### Written problem
All records must be quoted exactly. Omit the pictures.

### Collection entries
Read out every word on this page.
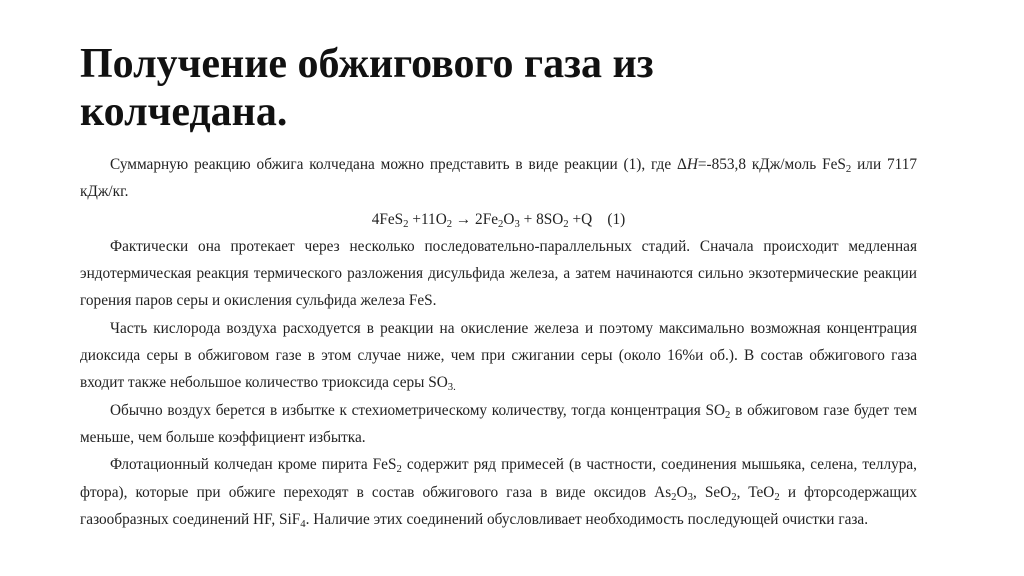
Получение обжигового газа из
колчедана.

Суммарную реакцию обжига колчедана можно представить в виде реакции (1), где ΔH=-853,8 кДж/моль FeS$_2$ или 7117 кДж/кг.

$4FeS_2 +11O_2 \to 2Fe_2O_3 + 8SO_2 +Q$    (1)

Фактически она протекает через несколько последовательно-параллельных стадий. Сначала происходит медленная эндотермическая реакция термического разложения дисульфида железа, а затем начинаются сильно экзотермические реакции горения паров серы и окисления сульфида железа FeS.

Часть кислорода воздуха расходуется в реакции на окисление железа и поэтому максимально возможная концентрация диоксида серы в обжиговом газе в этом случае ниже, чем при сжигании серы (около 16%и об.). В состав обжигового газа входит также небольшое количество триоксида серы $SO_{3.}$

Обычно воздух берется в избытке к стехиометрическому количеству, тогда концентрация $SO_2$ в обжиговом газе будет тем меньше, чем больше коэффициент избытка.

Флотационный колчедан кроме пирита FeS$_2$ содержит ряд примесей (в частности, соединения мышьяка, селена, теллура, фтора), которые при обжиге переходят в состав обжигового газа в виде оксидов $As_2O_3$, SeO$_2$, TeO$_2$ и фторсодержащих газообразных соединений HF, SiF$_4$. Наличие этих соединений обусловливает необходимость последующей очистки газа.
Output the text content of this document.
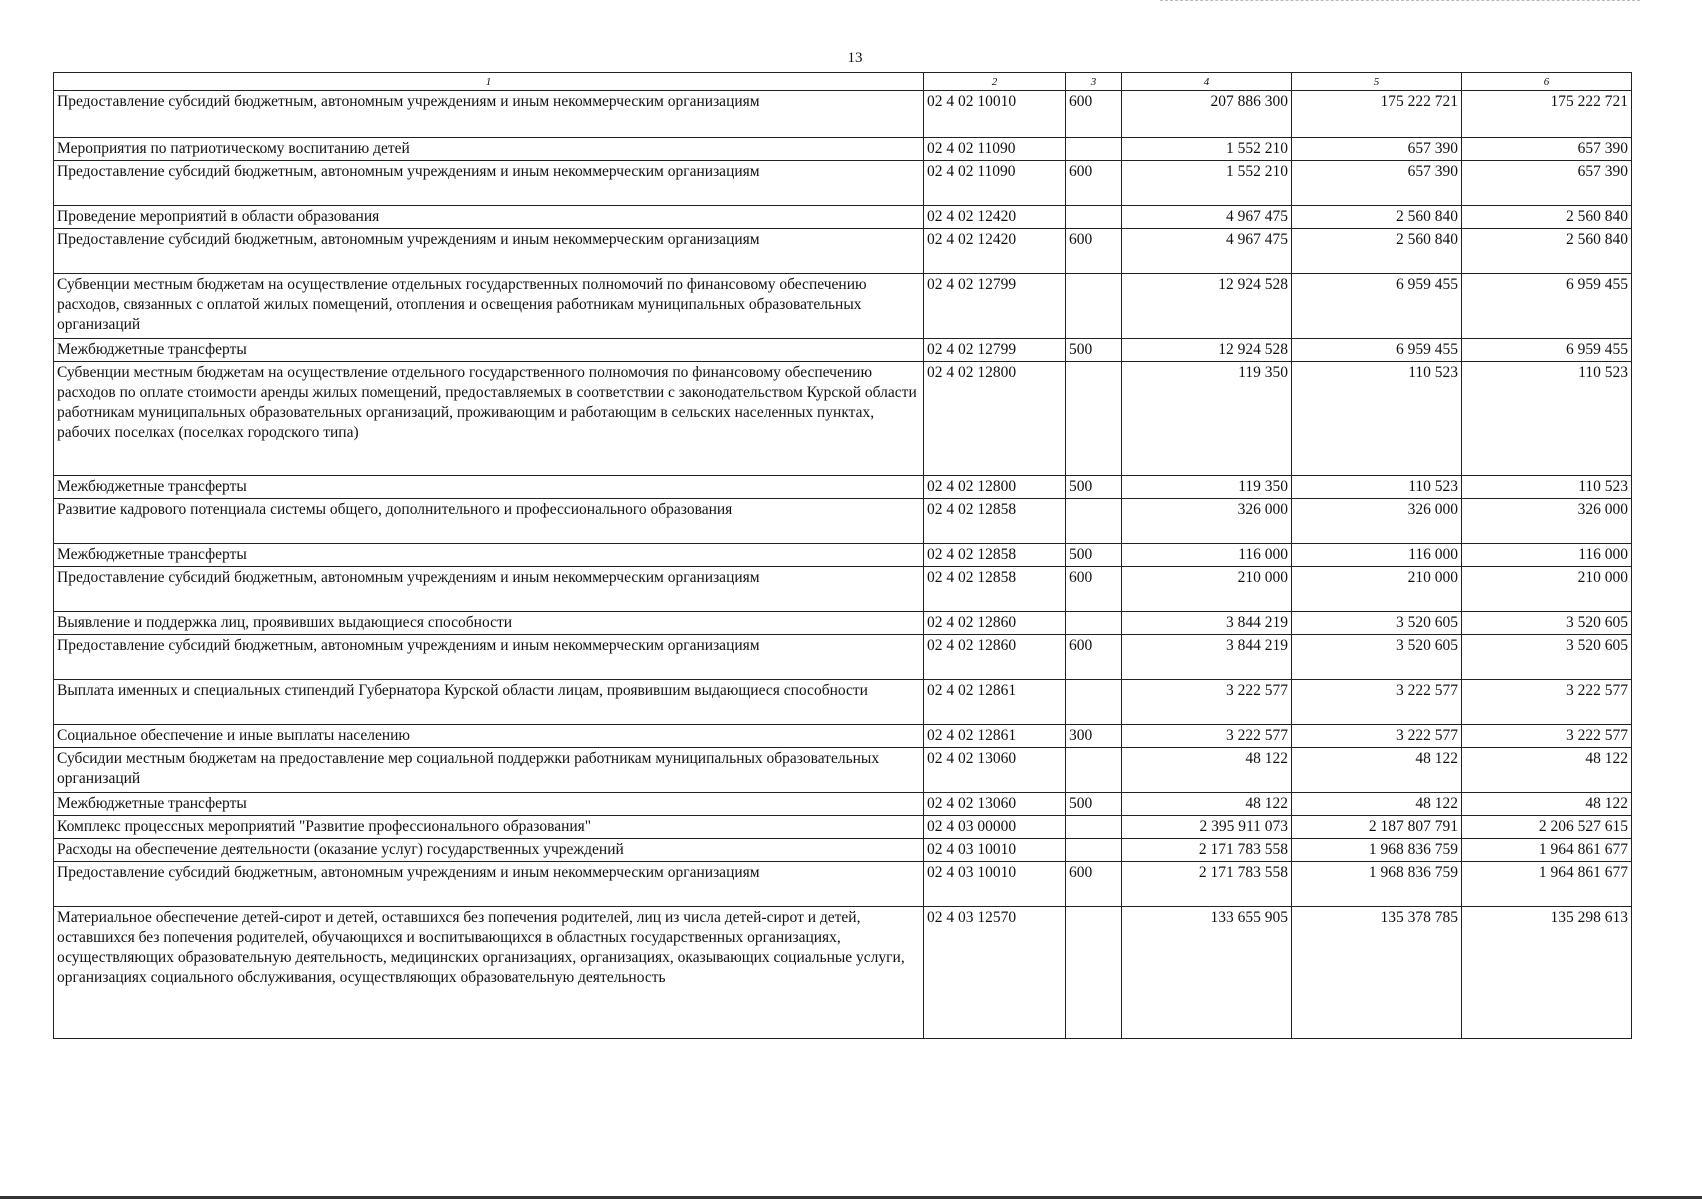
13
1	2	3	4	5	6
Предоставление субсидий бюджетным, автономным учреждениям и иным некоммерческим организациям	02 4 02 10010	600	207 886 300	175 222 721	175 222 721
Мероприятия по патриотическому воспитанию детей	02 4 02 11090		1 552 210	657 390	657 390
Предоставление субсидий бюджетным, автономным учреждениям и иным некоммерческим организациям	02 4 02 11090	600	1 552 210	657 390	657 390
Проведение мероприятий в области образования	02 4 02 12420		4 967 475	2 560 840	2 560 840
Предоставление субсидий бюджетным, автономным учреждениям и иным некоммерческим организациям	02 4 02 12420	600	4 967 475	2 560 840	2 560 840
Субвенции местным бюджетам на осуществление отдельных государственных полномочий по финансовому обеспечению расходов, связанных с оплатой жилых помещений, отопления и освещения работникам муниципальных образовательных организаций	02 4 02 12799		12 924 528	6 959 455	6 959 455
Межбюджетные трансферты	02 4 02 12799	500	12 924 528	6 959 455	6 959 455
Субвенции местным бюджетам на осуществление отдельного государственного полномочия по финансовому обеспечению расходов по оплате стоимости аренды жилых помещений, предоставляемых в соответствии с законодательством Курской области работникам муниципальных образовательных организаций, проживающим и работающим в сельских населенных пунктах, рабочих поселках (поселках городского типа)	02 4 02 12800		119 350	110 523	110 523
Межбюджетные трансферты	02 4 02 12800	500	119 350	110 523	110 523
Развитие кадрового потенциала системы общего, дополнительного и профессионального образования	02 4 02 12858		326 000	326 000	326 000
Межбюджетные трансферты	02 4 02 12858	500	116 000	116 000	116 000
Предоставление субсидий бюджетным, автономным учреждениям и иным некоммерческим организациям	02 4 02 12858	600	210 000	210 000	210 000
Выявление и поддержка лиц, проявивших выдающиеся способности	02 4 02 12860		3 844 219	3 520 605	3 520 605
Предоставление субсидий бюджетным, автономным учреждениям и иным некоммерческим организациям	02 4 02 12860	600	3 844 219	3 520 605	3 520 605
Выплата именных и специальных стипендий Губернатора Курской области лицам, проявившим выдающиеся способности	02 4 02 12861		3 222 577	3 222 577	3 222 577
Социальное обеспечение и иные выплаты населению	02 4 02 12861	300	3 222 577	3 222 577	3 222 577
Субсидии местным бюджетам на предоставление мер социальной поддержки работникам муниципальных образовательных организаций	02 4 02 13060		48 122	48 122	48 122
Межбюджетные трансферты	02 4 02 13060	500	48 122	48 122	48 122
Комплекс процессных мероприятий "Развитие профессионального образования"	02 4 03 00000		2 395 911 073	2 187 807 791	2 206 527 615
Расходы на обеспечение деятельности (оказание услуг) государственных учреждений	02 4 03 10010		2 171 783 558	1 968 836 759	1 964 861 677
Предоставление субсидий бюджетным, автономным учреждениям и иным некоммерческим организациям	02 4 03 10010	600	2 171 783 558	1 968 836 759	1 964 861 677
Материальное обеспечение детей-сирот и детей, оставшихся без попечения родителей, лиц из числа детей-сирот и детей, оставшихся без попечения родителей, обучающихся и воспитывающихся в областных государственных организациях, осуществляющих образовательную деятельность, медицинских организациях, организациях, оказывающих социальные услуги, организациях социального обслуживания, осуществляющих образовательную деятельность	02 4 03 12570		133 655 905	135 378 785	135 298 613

### Solution for this task
Read out every word on this page.
Получение обжигового газа из
колчедана.

Суммарную реакцию обжига колчедана можно представить в виде реакции (1), где ΔH=-853,8 кДж/моль FeS$_2$ или 7117 кДж/кг.

$4FeS_2 +11O_2 \to 2Fe_2O_3 + 8SO_2 +Q$    (1)

Фактически она протекает через несколько последовательно-параллельных стадий. Сначала происходит медленная эндотермическая реакция термического разложения дисульфида железа, а затем начинаются сильно экзотермические реакции горения паров серы и окисления сульфида железа FeS.

Часть кислорода воздуха расходуется в реакции на окисление железа и поэтому максимально возможная концентрация диоксида серы в обжиговом газе в этом случае ниже, чем при сжигании серы (около 16%и об.). В состав обжигового газа входит также небольшое количество триоксида серы $SO_{3.}$

Обычно воздух берется в избытке к стехиометрическому количеству, тогда концентрация $SO_2$ в обжиговом газе будет тем меньше, чем больше коэффициент избытка.

Флотационный колчедан кроме пирита FeS$_2$ содержит ряд примесей (в частности, соединения мышьяка, селена, теллура, фтора), которые при обжиге переходят в состав обжигового газа в виде оксидов $As_2O_3$, SeO$_2$, TeO$_2$ и фторсодержащих газообразных соединений HF, SiF$_4$. Наличие этих соединений обусловливает необходимость последующей очистки газа.
Output the text content of this document.
13
1	2	3	4	5	6
Предоставление субсидий бюджетным, автономным учреждениям и иным некоммерческим организациям	02 4 02 10010	600	207 886 300	175 222 721	175 222 721
Мероприятия по патриотическому воспитанию детей	02 4 02 11090		1 552 210	657 390	657 390
Предоставление субсидий бюджетным, автономным учреждениям и иным некоммерческим организациям	02 4 02 11090	600	1 552 210	657 390	657 390
Проведение мероприятий в области образования	02 4 02 12420		4 967 475	2 560 840	2 560 840
Предоставление субсидий бюджетным, автономным учреждениям и иным некоммерческим организациям	02 4 02 12420	600	4 967 475	2 560 840	2 560 840
Субвенции местным бюджетам на осуществление отдельных государственных полномочий по финансовому обеспечению расходов, связанных с оплатой жилых помещений, отопления и освещения работникам муниципальных образовательных организаций	02 4 02 12799		12 924 528	6 959 455	6 959 455
Межбюджетные трансферты	02 4 02 12799	500	12 924 528	6 959 455	6 959 455
Субвенции местным бюджетам на осуществление отдельного государственного полномочия по финансовому обеспечению расходов по оплате стоимости аренды жилых помещений, предоставляемых в соответствии с законодательством Курской области работникам муниципальных образовательных организаций, проживающим и работающим в сельских населенных пунктах, рабочих поселках (поселках городского типа)	02 4 02 12800		119 350	110 523	110 523
Межбюджетные трансферты	02 4 02 12800	500	119 350	110 523	110 523
Развитие кадрового потенциала системы общего, дополнительного и профессионального образования	02 4 02 12858		326 000	326 000	326 000
Межбюджетные трансферты	02 4 02 12858	500	116 000	116 000	116 000
Предоставление субсидий бюджетным, автономным учреждениям и иным некоммерческим организациям	02 4 02 12858	600	210 000	210 000	210 000
Выявление и поддержка лиц, проявивших выдающиеся способности	02 4 02 12860		3 844 219	3 520 605	3 520 605
Предоставление субсидий бюджетным, автономным учреждениям и иным некоммерческим организациям	02 4 02 12860	600	3 844 219	3 520 605	3 520 605
Выплата именных и специальных стипендий Губернатора Курской области лицам, проявившим выдающиеся способности	02 4 02 12861		3 222 577	3 222 577	3 222 577
Социальное обеспечение и иные выплаты населению	02 4 02 12861	300	3 222 577	3 222 577	3 222 577
Субсидии местным бюджетам на предоставление мер социальной поддержки работникам муниципальных образовательных организаций	02 4 02 13060		48 122	48 122	48 122
Межбюджетные трансферты	02 4 02 13060	500	48 122	48 122	48 122
Комплекс процессных мероприятий "Развитие профессионального образования"	02 4 03 00000		2 395 911 073	2 187 807 791	2 206 527 615
Расходы на обеспечение деятельности (оказание услуг) государственных учреждений	02 4 03 10010		2 171 783 558	1 968 836 759	1 964 861 677
Предоставление субсидий бюджетным, автономным учреждениям и иным некоммерческим организациям	02 4 03 10010	600	2 171 783 558	1 968 836 759	1 964 861 677
Материальное обеспечение детей-сирот и детей, оставшихся без попечения родителей, лиц из числа детей-сирот и детей, оставшихся без попечения родителей, обучающихся и воспитывающихся в областных государственных организациях, осуществляющих образовательную деятельность, медицинских организациях, организациях, оказывающих социальные услуги, организациях социального обслуживания, осуществляющих образовательную деятельность	02 4 03 12570		133 655 905	135 378 785	135 298 613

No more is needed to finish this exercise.